Records contained in a dataset:
-- -- --

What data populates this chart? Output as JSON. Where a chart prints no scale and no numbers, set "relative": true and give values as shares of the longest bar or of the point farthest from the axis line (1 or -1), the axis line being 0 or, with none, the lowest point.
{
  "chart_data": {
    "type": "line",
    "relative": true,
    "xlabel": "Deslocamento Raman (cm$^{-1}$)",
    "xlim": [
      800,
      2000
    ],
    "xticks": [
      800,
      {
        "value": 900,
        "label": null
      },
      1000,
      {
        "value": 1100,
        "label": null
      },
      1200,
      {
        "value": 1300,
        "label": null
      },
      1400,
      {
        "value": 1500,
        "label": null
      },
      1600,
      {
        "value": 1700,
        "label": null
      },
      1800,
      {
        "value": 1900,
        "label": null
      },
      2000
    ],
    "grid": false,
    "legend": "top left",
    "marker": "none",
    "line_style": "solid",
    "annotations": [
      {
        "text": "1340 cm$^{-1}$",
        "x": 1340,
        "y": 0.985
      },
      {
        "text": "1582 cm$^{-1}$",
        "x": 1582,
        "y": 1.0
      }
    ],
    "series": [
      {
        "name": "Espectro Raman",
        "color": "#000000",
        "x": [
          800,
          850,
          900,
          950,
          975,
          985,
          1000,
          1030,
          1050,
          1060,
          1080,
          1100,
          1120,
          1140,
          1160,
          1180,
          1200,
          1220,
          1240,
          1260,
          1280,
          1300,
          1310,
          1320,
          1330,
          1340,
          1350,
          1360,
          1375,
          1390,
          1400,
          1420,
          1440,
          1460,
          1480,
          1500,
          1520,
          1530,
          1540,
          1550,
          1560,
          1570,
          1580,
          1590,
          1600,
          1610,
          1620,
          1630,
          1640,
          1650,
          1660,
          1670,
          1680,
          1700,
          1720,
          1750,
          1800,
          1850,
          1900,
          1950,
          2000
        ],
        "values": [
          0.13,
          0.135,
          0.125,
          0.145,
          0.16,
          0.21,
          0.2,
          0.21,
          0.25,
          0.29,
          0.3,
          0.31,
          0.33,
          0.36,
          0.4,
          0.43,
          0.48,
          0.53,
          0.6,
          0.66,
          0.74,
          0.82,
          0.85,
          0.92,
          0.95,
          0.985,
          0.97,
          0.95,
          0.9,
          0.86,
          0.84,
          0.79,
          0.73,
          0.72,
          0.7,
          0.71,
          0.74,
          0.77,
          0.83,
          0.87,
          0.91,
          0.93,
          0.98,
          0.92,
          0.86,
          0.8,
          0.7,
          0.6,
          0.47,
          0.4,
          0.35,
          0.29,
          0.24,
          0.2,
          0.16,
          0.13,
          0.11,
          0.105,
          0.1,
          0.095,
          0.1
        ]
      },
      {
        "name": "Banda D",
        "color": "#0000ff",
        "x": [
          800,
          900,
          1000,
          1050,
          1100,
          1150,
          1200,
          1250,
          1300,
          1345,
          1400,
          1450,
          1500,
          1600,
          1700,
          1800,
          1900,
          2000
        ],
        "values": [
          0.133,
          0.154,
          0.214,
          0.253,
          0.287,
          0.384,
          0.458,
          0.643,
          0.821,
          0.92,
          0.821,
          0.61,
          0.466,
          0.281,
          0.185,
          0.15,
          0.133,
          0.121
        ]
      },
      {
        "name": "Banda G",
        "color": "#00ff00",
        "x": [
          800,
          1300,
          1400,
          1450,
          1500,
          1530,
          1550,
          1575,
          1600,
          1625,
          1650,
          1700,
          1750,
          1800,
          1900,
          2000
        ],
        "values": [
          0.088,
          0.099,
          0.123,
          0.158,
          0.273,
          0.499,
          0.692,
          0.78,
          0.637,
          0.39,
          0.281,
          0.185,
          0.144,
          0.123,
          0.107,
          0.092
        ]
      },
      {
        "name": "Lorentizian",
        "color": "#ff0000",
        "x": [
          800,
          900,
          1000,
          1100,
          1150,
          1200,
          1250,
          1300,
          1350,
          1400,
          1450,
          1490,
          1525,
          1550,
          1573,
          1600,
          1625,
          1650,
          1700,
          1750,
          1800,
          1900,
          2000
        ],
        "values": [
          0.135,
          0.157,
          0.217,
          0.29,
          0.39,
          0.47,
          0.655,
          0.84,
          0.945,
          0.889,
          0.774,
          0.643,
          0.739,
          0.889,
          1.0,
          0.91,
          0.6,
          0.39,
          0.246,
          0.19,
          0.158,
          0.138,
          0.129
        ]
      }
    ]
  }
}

-- -- --

### [Aim]
Go through the listing above and locate each line that holds the word "relative". Copy those lines.

### [Expected output]
What data populates this chart? Output as JSON. Where a chart prints no scale and no numbers, set "relative": true and give values as shares of the longest bar or of the point farthest from the axis line (1 or -1), the axis line being 0 or, with none, the lowest point.
    "relative": true,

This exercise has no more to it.